Work to do = All lines featuring the string "údržba" are to be listed.

┄┄┄┄┄┄┄┄┄┄

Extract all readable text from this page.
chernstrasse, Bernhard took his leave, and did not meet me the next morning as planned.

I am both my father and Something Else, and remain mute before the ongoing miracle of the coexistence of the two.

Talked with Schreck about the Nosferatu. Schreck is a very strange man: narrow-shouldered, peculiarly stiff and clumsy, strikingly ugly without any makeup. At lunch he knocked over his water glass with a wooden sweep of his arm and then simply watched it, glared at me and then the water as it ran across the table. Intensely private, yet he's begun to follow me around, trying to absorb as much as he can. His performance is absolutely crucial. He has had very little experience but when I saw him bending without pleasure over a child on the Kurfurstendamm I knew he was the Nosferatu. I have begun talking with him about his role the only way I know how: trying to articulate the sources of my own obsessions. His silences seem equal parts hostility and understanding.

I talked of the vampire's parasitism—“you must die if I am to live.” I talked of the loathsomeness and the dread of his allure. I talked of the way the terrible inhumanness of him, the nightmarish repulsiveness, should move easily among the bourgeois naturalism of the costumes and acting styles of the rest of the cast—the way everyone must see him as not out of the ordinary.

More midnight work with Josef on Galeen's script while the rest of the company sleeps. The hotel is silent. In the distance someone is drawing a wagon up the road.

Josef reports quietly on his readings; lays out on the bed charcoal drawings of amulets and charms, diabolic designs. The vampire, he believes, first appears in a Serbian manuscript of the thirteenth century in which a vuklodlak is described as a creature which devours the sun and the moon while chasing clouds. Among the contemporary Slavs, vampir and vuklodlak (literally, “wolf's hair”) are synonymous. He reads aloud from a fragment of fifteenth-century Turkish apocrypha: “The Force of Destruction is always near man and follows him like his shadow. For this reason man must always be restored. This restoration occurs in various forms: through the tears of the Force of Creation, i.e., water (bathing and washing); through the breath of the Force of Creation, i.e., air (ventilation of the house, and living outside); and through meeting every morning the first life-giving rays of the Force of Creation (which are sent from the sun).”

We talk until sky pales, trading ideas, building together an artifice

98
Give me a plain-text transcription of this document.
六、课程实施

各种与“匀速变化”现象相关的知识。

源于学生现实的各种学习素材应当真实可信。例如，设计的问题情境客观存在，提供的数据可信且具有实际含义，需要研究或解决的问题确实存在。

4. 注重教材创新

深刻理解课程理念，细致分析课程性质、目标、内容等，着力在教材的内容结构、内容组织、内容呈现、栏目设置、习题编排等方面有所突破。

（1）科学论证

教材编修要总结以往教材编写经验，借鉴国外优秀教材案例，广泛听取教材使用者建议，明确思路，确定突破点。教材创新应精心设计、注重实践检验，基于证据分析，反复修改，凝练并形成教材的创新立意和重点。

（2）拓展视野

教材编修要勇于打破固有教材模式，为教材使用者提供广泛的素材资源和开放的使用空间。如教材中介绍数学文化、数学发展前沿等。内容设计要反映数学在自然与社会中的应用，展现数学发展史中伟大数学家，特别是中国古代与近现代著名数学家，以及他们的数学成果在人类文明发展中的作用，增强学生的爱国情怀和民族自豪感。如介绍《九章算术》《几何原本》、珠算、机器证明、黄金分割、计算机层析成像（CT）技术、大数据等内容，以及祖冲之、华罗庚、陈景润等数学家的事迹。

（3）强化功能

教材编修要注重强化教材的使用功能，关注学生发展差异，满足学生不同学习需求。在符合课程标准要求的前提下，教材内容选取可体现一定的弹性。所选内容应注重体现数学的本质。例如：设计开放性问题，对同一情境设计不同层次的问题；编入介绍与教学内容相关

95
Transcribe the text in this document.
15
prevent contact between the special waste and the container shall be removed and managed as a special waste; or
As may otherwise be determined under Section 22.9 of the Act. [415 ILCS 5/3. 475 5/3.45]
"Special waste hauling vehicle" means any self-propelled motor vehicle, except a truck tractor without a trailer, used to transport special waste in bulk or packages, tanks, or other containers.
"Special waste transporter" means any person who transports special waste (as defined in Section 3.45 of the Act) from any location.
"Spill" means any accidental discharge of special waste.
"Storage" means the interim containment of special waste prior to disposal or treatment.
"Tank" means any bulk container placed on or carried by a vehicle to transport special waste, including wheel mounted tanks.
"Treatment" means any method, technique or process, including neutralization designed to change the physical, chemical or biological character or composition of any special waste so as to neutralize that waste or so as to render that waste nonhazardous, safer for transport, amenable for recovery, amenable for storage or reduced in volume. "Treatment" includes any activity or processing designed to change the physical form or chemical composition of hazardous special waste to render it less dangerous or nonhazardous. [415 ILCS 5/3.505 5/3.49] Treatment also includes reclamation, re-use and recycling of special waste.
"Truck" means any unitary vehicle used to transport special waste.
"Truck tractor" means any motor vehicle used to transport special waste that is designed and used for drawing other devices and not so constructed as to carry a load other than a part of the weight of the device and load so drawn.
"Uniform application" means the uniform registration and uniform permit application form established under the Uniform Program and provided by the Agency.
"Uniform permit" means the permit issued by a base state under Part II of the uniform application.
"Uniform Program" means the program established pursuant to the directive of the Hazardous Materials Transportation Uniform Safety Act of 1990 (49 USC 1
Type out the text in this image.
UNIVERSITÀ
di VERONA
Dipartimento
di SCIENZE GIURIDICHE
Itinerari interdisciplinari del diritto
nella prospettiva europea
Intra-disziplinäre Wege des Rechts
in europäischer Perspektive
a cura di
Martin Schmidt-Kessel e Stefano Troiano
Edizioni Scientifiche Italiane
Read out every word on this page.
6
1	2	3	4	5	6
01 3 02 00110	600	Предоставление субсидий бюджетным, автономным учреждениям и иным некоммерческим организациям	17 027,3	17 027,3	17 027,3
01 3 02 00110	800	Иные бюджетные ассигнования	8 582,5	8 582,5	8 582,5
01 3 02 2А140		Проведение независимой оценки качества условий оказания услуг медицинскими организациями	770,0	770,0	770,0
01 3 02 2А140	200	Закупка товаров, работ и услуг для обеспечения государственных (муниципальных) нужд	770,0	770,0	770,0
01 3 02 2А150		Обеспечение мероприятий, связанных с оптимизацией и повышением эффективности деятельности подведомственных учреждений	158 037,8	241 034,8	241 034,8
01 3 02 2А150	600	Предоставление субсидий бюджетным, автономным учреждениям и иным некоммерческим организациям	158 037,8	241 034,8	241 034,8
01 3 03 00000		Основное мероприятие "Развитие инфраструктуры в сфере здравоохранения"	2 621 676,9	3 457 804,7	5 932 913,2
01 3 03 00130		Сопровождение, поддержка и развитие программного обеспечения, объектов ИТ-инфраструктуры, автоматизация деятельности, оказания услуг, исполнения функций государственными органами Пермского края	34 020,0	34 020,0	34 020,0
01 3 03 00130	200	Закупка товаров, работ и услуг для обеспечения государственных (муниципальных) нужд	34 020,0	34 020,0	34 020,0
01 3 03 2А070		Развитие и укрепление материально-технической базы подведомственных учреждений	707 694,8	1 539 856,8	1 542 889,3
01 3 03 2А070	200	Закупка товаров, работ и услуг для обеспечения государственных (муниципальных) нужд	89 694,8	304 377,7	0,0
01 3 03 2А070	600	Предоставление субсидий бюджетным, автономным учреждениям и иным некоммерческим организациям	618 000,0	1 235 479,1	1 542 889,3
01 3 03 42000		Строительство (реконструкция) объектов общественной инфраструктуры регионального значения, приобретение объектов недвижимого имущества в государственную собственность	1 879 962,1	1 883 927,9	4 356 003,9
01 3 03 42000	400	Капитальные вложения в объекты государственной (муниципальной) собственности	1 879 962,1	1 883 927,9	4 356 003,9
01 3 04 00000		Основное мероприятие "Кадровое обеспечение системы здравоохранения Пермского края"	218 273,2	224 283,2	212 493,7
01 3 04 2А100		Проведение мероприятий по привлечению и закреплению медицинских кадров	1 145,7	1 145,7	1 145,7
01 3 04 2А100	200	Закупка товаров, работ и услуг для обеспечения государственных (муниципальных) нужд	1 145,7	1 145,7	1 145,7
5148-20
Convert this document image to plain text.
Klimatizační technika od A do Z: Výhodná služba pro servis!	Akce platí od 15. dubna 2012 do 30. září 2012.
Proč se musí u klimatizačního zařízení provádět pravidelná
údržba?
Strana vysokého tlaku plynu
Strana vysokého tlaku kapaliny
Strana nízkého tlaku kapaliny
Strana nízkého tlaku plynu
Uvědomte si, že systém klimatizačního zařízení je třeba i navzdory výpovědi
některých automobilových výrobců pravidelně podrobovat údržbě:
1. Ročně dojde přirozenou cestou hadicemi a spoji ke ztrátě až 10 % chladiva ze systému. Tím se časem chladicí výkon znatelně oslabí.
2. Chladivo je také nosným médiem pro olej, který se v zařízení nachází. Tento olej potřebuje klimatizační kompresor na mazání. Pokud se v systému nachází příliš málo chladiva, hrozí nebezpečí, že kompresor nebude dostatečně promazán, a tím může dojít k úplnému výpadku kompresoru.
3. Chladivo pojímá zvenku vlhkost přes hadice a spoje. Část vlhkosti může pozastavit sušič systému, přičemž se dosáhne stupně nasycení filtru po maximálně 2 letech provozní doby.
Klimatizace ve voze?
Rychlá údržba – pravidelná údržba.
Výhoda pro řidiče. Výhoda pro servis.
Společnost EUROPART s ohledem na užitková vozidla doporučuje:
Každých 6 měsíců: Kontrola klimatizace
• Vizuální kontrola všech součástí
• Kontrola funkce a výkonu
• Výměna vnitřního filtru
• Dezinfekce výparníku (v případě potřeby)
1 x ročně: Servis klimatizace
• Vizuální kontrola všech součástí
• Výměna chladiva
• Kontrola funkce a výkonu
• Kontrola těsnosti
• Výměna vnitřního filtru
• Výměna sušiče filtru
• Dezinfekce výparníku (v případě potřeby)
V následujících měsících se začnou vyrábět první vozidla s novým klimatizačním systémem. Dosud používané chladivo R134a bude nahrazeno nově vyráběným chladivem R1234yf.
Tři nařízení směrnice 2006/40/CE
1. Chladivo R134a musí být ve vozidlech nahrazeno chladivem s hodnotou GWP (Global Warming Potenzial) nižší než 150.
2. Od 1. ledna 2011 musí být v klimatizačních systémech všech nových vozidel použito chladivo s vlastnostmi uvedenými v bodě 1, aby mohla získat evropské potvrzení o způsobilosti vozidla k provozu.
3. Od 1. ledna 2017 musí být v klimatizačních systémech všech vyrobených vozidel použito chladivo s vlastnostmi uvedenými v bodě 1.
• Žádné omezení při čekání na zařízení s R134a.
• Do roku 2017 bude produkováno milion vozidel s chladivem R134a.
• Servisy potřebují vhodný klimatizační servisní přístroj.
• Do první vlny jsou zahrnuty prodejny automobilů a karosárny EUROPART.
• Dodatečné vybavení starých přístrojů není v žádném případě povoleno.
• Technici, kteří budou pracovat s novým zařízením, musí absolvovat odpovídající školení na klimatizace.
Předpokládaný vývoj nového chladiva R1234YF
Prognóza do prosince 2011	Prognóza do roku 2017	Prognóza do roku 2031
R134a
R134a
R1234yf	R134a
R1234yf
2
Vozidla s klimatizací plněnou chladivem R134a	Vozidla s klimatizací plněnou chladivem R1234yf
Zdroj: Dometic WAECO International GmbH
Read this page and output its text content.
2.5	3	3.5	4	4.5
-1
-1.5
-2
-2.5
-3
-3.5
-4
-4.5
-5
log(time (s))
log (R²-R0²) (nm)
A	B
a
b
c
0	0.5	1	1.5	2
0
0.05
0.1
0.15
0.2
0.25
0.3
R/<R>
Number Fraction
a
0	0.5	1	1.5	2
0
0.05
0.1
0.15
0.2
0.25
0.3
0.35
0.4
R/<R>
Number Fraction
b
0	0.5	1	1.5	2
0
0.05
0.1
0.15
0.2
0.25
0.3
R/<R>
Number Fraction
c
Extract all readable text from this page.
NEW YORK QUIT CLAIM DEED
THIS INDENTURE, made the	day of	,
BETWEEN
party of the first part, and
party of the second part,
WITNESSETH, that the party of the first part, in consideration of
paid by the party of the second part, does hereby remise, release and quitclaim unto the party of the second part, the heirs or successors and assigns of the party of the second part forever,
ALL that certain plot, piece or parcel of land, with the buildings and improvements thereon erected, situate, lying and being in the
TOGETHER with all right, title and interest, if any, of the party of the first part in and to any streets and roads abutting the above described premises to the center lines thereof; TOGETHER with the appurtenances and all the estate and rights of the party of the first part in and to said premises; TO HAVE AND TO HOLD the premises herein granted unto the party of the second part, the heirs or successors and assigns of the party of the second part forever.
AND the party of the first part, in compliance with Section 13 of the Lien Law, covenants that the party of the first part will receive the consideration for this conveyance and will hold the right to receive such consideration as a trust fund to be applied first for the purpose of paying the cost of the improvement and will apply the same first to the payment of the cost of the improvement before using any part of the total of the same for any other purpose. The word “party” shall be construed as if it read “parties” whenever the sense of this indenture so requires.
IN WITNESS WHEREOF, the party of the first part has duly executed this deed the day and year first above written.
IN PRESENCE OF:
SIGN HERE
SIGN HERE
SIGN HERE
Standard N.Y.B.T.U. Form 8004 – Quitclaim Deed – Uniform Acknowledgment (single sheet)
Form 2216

┄┄┄┄┄┄┄┄┄┄

Expected answer =
údržba?
Rychlá údržba – pravidelná údržba.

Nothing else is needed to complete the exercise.